--- The exercise ---
Select from the data all lines with the word "ایران".

--- Recorded data ---
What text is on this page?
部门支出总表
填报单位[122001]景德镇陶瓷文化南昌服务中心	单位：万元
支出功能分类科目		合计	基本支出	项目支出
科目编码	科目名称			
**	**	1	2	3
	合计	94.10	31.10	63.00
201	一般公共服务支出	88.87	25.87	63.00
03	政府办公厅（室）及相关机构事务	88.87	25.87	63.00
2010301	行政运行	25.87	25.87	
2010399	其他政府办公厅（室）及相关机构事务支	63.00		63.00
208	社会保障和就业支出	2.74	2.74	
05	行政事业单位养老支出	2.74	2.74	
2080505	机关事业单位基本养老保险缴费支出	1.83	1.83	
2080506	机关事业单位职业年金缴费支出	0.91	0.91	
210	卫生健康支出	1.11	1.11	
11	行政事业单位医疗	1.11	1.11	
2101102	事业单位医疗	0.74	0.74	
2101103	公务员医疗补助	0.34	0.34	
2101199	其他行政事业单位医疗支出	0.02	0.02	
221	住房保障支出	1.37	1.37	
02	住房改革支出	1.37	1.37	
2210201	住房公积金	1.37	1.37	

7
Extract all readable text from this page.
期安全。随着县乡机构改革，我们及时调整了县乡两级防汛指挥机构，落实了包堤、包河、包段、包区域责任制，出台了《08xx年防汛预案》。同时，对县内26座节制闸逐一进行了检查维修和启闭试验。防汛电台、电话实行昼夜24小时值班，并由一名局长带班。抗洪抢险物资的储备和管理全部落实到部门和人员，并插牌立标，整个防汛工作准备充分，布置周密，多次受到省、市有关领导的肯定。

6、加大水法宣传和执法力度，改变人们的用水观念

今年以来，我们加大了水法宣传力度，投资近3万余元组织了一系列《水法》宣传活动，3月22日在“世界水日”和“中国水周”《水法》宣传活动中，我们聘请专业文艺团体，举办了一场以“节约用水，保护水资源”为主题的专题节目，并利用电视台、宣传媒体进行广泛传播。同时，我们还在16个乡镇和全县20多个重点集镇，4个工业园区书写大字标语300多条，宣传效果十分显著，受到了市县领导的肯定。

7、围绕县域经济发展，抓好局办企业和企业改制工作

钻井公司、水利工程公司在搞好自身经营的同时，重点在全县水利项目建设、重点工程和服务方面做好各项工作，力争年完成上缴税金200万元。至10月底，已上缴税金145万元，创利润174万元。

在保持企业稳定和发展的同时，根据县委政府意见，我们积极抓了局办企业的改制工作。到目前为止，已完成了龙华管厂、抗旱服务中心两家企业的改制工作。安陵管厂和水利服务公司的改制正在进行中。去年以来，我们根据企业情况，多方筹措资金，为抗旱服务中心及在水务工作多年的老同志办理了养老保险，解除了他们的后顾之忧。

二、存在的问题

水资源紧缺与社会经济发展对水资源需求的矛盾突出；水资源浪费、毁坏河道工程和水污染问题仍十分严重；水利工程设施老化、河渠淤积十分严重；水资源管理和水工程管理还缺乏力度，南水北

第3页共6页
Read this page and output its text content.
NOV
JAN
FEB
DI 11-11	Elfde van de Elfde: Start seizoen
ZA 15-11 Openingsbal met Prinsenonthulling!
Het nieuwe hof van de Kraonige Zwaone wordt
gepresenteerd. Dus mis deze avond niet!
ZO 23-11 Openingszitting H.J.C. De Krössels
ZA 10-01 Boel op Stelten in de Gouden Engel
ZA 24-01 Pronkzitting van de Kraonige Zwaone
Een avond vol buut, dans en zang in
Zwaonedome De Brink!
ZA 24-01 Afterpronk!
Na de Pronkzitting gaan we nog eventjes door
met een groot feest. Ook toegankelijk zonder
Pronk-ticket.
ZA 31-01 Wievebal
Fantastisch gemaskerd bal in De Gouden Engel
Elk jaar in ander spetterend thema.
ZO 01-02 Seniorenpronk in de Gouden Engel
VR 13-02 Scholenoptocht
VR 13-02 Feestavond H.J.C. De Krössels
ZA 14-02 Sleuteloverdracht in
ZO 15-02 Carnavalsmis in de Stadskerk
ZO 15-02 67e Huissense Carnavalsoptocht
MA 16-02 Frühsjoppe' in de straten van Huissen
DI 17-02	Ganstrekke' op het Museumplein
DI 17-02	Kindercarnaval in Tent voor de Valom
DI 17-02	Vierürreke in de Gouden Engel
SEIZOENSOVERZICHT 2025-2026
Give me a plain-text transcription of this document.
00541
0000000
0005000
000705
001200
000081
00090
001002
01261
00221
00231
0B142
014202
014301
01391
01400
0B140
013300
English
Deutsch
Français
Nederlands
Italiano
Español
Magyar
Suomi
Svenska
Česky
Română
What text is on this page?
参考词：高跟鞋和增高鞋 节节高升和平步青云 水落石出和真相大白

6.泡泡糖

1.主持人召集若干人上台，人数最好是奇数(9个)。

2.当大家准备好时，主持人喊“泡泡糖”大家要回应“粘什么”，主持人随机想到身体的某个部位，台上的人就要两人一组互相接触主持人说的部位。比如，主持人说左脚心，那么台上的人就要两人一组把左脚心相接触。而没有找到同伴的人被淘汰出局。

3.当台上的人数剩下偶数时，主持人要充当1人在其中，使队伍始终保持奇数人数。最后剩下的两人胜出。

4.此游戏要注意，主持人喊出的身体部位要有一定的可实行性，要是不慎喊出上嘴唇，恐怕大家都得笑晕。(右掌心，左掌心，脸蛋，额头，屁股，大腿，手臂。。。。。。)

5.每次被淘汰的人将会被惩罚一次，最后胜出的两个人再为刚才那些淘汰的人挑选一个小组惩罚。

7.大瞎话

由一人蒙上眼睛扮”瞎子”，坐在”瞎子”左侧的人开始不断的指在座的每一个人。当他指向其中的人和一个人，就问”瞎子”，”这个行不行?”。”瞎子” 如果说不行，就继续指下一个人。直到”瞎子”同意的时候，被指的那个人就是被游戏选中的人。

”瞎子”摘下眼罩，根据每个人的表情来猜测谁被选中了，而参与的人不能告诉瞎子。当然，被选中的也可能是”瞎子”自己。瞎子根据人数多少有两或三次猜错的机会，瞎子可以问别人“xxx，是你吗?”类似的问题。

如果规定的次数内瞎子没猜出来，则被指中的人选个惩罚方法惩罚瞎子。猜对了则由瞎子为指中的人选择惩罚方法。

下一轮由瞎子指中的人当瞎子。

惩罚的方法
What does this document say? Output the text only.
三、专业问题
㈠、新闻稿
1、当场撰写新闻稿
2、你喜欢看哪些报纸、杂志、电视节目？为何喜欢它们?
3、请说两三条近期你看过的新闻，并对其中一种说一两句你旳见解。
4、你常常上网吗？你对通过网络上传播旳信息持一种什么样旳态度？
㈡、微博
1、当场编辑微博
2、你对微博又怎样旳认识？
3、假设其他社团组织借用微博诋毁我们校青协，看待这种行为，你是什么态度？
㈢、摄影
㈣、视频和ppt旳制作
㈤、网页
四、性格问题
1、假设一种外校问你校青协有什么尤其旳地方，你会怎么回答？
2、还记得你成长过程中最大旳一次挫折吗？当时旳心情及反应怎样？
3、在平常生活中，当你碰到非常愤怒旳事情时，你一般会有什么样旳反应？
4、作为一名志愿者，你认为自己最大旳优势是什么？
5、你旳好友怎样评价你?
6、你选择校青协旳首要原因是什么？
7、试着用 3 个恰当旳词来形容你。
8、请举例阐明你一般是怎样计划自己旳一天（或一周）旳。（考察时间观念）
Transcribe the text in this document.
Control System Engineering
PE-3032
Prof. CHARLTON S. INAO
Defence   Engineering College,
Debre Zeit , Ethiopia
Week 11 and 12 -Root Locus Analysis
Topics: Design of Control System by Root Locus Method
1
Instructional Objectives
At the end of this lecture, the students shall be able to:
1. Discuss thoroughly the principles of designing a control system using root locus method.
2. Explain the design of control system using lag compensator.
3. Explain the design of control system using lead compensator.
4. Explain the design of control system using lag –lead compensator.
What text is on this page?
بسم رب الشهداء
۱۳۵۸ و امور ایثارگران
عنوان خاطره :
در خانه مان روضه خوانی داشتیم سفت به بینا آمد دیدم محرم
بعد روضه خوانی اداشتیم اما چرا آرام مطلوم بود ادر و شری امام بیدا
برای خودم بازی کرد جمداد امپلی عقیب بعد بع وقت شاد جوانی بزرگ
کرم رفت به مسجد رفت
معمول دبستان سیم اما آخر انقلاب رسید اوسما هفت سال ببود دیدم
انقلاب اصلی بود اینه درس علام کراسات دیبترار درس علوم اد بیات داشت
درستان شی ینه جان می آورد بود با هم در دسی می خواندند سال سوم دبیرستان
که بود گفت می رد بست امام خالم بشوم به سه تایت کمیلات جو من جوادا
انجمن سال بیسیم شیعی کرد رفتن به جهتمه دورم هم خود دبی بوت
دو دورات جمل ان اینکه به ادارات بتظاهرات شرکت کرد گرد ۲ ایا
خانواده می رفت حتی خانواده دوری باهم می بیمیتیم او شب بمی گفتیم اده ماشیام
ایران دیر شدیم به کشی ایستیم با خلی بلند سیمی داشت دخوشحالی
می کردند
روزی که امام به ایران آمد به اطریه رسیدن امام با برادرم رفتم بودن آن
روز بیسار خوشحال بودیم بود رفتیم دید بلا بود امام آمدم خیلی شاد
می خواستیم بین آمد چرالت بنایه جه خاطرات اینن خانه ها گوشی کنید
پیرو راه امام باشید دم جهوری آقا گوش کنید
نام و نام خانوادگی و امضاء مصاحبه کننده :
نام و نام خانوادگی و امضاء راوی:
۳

--- Answer in full ---
ایران دیر شدیم به کشی ایستیم با خلی بلند سیمی داشت دخوشحالی
روزی که امام به ایران آمد به اطریه رسیدن امام با برادرم رفتم بودن آن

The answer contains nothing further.